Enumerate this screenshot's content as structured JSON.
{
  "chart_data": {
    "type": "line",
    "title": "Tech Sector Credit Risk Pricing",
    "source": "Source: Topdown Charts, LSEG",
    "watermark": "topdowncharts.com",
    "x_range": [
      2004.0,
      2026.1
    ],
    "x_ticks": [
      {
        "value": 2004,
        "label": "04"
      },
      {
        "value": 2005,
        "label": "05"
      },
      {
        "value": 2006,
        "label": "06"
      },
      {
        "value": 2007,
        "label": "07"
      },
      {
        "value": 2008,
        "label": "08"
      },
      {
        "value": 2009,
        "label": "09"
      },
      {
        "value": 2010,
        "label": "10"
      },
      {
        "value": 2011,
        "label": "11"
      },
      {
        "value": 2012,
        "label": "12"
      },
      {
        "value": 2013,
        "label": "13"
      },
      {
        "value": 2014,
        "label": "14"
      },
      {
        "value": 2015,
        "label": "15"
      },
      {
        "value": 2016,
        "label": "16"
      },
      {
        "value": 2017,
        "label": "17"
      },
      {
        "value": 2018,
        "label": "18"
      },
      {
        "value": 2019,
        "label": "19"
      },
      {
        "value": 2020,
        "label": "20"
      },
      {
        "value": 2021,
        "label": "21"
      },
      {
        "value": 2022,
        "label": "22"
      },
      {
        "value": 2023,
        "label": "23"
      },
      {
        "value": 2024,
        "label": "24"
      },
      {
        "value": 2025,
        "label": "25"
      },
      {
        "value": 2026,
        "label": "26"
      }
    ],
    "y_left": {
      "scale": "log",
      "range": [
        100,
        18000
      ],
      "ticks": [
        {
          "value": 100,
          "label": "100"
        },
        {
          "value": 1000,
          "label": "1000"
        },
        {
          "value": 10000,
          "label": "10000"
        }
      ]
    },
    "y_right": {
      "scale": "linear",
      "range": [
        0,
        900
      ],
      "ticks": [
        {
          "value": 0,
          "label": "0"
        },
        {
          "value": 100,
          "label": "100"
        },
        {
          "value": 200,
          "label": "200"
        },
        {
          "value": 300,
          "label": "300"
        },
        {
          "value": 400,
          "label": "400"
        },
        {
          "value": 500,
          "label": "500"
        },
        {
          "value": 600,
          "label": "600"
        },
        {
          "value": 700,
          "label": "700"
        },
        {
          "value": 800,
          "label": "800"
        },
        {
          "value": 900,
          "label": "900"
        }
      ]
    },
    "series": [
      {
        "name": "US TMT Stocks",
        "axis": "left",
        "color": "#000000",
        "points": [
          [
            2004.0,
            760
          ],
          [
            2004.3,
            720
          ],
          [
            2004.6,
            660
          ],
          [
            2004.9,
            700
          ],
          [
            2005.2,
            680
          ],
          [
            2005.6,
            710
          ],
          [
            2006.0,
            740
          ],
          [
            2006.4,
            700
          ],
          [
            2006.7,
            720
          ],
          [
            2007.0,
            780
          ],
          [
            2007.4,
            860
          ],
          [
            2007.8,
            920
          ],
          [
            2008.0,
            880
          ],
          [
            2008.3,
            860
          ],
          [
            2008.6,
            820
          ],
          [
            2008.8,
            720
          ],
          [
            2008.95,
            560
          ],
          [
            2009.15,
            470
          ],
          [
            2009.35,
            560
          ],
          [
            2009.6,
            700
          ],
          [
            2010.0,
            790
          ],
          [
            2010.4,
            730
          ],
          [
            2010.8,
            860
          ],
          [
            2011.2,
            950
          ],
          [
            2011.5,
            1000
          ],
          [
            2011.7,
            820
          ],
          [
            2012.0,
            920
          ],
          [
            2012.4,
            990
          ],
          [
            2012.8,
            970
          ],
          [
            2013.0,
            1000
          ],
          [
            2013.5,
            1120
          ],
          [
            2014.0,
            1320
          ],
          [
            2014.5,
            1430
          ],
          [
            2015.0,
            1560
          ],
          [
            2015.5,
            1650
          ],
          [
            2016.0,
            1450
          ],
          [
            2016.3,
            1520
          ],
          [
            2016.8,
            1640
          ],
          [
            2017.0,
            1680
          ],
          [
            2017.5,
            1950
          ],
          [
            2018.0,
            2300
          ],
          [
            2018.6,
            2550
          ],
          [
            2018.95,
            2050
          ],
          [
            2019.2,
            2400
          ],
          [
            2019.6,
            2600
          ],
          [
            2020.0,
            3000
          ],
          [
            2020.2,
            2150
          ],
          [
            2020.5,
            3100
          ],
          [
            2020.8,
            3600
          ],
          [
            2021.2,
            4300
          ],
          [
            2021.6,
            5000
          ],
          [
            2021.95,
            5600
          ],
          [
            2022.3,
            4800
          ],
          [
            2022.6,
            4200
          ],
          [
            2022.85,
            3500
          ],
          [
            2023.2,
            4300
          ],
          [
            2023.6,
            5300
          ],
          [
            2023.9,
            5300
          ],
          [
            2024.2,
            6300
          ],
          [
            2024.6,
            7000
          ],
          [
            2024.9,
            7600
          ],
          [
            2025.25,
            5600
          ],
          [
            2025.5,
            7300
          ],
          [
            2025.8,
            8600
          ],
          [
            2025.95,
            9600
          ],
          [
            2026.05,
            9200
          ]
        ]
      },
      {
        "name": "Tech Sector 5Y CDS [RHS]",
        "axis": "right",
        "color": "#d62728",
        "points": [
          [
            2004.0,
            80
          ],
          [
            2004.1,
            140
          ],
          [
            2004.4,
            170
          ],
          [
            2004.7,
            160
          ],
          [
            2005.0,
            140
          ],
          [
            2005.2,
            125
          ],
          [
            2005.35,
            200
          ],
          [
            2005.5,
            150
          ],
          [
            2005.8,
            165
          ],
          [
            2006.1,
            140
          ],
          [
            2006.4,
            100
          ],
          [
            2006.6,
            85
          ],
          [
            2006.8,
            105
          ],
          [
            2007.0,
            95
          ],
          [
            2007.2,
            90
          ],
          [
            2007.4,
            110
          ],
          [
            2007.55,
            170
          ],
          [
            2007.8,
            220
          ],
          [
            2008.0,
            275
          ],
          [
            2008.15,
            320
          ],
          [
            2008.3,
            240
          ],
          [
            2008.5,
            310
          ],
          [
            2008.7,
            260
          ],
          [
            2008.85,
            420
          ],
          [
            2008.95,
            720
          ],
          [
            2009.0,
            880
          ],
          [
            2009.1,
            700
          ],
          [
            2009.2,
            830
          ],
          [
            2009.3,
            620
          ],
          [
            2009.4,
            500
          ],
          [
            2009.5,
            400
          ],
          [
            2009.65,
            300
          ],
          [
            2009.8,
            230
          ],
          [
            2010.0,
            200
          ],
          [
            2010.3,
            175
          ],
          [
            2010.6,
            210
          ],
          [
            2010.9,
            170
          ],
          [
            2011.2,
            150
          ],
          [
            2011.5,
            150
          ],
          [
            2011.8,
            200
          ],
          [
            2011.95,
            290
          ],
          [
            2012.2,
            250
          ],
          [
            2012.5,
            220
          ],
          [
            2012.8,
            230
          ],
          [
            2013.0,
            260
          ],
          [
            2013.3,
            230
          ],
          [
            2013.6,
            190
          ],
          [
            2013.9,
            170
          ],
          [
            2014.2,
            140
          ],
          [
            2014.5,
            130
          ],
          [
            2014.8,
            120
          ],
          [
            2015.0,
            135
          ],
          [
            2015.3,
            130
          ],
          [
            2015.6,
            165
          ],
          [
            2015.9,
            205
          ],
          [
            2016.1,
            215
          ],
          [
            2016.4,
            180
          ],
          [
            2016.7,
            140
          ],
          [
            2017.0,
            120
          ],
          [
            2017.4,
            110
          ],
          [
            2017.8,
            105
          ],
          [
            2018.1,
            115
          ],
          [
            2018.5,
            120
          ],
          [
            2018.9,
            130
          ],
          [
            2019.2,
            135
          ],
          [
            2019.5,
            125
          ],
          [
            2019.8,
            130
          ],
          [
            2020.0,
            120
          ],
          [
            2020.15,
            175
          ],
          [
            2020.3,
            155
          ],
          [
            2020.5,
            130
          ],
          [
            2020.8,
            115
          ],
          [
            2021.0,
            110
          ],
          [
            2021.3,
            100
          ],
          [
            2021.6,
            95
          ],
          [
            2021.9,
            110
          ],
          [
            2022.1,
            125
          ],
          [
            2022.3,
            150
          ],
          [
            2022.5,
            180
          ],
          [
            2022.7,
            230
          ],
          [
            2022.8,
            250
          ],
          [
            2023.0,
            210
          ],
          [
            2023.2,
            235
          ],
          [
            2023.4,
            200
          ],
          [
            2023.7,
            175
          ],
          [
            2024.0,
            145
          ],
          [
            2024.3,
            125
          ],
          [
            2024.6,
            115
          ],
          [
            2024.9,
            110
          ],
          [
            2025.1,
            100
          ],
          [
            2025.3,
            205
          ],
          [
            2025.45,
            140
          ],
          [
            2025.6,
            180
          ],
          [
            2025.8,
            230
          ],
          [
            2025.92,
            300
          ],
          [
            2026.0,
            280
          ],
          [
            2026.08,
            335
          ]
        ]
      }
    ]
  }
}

_Exercise brief_
Your reply is one number: how many lines of the records above contain the word "Tech".

_Completed task_
2